Objective =
From the listing below, tally the lines that include "ylabel". Return only the total.

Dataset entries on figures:

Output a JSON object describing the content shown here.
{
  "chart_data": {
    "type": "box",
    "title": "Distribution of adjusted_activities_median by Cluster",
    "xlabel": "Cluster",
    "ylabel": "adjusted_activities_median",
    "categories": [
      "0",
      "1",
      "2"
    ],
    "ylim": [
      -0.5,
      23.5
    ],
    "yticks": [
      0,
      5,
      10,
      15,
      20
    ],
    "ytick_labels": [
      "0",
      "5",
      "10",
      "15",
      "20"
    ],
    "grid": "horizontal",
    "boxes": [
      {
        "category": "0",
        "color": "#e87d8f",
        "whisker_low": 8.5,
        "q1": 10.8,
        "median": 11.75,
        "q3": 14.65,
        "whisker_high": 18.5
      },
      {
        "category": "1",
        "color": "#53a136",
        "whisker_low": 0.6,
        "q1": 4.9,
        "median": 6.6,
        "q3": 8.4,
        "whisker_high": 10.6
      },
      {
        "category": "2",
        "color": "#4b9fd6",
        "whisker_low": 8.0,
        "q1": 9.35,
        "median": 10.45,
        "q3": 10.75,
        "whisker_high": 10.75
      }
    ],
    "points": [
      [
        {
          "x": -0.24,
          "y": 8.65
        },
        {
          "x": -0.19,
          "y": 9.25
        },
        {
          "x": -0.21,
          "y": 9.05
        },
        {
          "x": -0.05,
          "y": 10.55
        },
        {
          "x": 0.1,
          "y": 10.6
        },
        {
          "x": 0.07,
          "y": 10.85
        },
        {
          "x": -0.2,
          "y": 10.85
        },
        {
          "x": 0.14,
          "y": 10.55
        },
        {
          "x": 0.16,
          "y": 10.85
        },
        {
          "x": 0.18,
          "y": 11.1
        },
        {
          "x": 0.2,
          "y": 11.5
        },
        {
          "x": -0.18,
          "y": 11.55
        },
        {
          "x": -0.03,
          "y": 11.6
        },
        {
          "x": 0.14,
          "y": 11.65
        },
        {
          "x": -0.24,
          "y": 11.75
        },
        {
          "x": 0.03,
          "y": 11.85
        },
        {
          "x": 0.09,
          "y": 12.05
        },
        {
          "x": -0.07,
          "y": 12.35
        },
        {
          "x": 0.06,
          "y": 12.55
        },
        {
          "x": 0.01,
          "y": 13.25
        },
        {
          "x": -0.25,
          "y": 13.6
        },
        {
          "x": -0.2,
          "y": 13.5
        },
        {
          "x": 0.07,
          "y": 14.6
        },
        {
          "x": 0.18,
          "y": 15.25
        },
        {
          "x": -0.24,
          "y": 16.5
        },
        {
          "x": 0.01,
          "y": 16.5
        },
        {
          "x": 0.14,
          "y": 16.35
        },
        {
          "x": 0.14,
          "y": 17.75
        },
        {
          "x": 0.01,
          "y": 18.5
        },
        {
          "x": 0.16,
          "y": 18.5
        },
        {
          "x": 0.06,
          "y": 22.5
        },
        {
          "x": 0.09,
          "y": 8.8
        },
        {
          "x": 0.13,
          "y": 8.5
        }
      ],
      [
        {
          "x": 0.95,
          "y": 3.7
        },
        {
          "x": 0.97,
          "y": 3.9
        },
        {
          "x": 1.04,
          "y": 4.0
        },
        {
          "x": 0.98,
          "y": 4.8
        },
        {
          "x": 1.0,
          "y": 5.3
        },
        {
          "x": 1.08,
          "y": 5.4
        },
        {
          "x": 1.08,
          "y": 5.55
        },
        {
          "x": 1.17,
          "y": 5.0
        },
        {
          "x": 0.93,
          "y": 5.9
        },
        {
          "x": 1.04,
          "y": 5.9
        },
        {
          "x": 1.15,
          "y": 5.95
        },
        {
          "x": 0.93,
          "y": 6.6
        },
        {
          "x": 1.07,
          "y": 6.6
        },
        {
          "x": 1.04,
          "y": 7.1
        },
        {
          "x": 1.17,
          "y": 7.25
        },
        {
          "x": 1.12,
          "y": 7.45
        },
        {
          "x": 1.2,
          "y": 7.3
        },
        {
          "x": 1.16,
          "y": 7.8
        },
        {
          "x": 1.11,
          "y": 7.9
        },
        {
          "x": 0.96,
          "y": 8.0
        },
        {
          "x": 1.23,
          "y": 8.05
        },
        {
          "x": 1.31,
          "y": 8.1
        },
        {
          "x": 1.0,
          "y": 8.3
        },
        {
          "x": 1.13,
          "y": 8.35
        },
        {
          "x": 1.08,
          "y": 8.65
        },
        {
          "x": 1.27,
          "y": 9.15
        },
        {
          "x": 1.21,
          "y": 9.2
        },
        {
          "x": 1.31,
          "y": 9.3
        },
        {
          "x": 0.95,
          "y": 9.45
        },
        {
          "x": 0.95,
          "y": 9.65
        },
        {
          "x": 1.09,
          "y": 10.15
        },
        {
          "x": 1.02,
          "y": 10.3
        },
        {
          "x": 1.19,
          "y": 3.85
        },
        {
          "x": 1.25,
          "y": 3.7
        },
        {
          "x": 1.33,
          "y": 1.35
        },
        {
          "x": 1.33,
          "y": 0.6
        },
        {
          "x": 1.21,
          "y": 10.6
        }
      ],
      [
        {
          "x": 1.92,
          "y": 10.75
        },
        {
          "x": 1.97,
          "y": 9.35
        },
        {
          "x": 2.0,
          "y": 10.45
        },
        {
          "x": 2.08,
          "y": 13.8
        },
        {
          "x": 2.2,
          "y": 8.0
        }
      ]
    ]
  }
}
==
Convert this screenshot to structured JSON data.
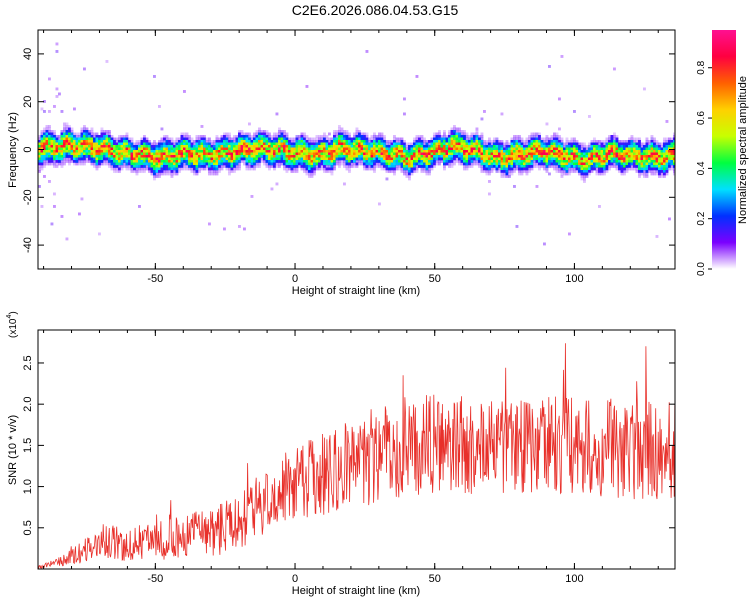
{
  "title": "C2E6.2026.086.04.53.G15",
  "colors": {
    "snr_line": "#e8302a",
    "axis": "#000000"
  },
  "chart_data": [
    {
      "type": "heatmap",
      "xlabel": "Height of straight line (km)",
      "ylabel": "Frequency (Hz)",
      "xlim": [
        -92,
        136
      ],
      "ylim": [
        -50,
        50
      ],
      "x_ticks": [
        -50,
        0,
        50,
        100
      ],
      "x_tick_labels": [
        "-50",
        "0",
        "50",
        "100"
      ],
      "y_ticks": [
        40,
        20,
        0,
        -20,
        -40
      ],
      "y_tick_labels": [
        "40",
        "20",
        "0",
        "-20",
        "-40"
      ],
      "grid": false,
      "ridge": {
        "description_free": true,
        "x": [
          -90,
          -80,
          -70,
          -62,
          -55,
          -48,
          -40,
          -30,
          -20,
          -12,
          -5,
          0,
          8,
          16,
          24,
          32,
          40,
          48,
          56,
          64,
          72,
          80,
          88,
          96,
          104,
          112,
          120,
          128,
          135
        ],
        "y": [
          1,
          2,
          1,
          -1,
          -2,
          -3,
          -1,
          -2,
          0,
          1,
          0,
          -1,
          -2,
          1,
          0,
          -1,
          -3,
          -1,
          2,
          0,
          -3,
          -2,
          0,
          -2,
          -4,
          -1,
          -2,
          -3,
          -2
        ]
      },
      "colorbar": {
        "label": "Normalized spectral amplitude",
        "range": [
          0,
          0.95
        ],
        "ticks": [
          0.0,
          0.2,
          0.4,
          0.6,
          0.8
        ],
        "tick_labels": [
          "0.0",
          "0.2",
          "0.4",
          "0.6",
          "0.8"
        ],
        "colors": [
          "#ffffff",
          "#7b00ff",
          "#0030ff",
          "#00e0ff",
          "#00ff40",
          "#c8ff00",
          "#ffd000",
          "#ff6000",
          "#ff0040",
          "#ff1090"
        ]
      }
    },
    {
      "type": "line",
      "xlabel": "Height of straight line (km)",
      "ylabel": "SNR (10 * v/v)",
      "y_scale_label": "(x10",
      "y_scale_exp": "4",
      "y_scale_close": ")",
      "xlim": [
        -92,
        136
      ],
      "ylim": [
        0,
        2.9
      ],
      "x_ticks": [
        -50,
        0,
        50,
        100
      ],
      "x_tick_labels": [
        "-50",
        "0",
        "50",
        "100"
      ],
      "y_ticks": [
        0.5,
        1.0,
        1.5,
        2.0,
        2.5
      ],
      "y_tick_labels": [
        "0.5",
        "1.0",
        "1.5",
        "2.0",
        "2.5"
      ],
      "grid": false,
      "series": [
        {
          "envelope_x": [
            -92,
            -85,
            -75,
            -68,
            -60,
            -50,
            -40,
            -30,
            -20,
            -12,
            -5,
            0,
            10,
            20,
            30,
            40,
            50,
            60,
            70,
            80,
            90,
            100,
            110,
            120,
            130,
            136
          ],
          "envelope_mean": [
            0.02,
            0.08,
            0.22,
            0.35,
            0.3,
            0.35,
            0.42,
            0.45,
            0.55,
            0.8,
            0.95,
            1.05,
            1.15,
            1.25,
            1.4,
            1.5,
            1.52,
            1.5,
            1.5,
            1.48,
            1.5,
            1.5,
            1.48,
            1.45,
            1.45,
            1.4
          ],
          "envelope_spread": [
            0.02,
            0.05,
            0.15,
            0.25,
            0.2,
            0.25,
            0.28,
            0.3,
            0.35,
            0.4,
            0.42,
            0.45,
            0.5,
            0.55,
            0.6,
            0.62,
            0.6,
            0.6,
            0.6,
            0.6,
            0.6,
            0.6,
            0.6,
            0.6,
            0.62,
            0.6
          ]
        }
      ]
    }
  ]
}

Written response =
3